#### Material supplied
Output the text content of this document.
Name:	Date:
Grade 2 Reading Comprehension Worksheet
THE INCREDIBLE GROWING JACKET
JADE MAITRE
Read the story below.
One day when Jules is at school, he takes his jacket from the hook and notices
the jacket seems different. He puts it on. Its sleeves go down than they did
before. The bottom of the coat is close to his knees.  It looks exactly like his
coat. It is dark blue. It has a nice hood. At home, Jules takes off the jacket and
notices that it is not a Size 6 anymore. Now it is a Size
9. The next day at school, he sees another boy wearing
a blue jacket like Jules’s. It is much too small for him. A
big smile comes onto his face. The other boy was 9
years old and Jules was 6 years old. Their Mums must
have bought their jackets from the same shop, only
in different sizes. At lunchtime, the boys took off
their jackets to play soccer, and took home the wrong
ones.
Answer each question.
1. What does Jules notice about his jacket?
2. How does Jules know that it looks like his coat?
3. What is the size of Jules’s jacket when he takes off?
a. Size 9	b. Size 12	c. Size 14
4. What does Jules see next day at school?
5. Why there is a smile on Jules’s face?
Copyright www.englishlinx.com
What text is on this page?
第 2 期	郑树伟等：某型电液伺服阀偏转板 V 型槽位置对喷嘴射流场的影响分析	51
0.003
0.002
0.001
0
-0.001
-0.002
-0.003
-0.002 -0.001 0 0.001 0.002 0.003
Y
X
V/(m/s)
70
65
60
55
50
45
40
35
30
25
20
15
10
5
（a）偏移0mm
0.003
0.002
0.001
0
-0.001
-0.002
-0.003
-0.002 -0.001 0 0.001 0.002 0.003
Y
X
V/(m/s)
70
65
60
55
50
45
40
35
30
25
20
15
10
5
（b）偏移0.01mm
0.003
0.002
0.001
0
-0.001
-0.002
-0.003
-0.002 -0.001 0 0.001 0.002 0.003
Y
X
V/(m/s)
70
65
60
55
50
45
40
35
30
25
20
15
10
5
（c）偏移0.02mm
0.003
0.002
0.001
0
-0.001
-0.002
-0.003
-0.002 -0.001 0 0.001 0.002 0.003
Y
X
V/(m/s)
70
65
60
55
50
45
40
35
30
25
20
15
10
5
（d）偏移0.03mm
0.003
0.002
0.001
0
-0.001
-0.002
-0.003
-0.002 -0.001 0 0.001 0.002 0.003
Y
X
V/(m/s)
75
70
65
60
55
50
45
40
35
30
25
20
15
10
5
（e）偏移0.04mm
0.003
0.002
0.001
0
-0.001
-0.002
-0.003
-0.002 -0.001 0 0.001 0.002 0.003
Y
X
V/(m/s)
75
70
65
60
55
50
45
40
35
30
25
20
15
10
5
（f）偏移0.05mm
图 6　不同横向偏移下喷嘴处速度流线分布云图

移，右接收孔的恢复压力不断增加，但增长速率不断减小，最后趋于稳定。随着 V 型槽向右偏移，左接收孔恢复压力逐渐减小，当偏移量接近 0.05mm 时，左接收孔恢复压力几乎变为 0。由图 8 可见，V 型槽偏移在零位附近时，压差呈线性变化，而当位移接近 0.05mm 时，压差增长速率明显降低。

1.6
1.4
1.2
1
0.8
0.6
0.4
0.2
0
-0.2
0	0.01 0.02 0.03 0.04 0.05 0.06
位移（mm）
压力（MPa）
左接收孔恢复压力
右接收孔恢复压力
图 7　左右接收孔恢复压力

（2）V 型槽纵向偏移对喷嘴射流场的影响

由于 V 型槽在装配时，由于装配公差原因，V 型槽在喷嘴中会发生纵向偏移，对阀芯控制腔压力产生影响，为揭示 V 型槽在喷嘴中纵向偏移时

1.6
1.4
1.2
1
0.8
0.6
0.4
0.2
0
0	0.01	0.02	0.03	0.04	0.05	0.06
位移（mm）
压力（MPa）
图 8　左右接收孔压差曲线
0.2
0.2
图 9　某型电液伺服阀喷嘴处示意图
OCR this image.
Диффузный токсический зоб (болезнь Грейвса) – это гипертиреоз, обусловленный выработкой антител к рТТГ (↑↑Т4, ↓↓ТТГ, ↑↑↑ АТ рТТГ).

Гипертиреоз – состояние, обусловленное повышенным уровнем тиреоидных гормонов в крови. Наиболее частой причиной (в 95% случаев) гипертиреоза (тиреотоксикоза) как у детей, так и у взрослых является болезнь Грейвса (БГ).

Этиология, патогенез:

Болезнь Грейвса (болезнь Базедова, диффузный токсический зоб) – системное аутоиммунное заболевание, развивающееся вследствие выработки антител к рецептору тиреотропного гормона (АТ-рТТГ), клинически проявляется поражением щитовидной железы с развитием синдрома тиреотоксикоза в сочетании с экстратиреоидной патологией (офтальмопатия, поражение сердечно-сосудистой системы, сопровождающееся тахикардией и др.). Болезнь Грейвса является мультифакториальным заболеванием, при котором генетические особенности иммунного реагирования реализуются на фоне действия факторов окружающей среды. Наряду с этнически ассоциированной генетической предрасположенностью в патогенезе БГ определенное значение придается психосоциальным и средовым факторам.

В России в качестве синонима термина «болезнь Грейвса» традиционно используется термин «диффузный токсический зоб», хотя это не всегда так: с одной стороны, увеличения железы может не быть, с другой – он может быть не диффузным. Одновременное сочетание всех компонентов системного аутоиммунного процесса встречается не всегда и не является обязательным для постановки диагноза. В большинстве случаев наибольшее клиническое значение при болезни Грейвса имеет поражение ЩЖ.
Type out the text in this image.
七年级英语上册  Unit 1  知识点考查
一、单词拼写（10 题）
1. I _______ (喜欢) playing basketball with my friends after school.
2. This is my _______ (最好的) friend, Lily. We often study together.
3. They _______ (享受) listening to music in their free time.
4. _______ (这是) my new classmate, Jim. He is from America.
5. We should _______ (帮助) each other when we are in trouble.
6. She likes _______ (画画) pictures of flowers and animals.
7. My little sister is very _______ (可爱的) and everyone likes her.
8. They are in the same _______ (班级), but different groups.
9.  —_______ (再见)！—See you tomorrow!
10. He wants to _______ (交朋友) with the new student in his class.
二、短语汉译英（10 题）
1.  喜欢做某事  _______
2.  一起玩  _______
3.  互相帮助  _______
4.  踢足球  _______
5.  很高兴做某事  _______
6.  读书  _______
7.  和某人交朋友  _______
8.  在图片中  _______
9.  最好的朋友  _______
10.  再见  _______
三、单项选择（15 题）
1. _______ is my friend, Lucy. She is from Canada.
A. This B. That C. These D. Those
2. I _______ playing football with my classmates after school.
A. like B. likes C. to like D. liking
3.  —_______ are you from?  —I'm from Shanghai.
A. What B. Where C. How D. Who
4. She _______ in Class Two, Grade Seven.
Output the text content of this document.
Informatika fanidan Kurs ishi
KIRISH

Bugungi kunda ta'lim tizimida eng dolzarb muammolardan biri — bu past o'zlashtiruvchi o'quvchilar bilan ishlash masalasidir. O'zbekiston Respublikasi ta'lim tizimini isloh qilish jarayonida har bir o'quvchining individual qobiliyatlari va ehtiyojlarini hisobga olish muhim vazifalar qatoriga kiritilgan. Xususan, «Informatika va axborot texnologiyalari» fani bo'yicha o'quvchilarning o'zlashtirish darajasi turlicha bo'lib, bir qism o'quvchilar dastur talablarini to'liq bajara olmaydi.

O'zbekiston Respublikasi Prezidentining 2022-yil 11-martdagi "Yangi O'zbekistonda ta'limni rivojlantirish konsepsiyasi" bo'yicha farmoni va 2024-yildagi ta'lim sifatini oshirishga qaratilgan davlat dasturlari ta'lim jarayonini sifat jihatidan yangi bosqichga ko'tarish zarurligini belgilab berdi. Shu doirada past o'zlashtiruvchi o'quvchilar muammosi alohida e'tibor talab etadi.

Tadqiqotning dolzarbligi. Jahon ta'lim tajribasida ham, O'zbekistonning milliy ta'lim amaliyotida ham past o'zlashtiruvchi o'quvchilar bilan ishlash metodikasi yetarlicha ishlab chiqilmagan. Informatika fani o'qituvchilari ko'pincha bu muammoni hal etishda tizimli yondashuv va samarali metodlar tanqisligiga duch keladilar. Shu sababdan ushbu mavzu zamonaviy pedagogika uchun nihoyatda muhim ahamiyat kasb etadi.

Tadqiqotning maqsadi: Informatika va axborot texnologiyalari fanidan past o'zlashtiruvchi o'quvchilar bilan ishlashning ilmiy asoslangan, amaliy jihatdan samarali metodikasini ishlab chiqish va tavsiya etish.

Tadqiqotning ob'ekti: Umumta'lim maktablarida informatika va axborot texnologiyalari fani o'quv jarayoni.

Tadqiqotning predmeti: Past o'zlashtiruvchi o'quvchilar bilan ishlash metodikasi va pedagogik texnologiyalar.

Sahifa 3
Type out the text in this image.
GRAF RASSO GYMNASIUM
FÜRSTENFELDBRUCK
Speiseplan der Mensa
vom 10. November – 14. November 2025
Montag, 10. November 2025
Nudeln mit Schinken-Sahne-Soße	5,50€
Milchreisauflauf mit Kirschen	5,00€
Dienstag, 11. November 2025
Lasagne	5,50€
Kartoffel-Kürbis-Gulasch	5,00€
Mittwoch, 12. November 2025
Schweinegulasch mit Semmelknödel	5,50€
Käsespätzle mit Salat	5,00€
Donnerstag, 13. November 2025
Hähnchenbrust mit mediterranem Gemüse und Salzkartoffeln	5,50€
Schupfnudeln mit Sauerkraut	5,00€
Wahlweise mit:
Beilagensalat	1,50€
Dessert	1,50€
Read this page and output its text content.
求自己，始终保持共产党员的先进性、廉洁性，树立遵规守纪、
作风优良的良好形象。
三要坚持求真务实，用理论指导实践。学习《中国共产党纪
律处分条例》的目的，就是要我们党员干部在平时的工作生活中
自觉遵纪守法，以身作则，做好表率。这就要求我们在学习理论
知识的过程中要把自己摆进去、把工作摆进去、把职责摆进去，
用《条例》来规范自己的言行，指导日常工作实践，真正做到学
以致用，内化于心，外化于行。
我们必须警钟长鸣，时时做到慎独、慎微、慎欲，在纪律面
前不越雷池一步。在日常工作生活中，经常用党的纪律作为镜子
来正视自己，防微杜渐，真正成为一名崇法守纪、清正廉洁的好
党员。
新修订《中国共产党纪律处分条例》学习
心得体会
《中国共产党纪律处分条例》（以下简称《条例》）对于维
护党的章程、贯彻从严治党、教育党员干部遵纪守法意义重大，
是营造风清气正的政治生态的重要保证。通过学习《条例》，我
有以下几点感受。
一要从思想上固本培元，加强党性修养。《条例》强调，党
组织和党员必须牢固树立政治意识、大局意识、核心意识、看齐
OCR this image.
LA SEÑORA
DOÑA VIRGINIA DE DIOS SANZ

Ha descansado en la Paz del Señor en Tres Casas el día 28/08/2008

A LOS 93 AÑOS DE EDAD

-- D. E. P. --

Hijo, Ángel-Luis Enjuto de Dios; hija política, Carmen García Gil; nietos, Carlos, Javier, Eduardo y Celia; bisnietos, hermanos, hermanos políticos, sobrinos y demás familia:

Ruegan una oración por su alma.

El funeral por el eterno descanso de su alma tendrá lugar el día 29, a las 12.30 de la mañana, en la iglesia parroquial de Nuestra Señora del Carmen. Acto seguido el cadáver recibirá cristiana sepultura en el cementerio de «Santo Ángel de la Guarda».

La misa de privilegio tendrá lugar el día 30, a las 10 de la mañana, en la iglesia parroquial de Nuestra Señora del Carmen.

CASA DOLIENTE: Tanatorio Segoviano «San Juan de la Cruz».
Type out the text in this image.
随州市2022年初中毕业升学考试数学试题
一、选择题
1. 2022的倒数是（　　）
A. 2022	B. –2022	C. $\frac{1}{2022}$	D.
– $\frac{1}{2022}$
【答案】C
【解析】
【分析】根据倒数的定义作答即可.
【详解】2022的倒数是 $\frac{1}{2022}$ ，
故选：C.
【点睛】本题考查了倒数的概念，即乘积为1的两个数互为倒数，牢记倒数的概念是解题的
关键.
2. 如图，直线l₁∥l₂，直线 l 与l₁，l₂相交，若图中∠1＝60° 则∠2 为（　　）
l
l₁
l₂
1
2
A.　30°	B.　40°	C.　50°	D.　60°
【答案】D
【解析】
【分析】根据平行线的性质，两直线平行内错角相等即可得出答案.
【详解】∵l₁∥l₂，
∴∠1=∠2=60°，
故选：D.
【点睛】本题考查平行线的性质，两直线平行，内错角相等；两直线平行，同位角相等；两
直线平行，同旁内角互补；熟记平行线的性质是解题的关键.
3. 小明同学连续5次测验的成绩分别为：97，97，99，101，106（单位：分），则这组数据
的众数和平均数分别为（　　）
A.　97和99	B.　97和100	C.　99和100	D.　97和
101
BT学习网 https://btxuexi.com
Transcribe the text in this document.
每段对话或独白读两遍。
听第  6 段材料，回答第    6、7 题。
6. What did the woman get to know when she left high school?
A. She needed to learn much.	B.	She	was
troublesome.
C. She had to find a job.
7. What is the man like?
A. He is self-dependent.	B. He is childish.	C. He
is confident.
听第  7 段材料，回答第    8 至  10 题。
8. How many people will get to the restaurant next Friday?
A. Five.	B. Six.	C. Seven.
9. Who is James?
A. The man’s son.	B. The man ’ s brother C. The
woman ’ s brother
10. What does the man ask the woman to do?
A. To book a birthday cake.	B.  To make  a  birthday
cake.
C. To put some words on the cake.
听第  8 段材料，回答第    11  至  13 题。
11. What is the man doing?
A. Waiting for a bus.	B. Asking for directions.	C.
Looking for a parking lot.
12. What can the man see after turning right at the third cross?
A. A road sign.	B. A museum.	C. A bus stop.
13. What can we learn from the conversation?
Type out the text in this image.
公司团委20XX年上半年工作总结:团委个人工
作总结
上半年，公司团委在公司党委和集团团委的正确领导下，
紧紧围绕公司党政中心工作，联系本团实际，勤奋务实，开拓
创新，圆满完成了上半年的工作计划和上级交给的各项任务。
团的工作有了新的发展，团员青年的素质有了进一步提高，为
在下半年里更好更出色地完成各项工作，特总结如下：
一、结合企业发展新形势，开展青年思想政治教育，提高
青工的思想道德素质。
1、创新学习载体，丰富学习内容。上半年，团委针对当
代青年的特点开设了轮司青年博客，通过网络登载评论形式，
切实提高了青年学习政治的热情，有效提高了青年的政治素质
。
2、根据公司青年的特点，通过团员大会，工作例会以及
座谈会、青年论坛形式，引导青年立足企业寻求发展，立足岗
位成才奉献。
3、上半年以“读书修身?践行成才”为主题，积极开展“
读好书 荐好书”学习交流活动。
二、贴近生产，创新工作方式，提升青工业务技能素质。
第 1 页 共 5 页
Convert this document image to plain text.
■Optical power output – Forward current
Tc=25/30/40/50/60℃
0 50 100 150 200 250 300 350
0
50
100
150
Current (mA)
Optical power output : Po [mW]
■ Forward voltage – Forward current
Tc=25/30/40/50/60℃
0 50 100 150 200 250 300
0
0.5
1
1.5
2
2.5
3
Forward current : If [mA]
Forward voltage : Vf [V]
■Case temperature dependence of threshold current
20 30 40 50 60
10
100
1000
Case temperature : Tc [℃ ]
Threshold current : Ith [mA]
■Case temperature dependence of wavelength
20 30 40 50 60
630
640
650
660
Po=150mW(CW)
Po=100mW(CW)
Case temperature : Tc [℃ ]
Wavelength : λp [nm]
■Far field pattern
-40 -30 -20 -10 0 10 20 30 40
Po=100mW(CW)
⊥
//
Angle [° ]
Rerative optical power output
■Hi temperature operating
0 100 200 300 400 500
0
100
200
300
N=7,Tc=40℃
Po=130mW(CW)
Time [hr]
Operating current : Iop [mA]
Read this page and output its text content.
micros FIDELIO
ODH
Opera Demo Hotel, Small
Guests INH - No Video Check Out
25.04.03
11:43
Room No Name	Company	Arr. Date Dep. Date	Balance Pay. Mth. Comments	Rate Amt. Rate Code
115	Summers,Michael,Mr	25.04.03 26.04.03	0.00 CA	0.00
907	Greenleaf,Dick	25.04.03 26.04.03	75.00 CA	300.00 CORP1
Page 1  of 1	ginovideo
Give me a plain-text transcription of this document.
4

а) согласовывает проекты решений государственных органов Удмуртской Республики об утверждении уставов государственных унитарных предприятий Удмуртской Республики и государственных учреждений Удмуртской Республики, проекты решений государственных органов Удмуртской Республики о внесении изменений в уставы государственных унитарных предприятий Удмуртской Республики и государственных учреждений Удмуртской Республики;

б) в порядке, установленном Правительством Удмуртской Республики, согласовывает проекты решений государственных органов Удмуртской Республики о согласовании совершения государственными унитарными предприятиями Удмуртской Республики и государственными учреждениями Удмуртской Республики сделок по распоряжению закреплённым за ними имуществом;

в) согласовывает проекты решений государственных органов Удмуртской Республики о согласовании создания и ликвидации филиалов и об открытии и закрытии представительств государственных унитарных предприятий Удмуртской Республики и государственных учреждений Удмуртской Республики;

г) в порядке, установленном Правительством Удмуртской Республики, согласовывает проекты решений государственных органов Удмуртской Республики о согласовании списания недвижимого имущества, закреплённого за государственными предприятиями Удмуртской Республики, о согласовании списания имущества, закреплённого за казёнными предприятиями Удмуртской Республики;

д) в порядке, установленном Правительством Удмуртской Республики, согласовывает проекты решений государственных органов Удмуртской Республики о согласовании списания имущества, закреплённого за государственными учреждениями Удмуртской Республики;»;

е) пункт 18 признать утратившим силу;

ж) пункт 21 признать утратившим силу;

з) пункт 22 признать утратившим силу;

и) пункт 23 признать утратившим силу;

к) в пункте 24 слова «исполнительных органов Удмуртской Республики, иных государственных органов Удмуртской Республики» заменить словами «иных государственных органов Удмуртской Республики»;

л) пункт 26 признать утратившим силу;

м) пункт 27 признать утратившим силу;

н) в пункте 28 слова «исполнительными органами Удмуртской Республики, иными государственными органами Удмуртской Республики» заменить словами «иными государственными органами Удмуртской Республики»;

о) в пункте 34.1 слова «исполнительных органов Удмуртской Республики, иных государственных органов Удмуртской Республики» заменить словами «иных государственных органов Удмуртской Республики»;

#### Set task
Locate the word "learn" in the entries, and copy every line where it is found.

#### The result
A. She needed to learn much.	B.	She	was
13. What can we learn from the conversation?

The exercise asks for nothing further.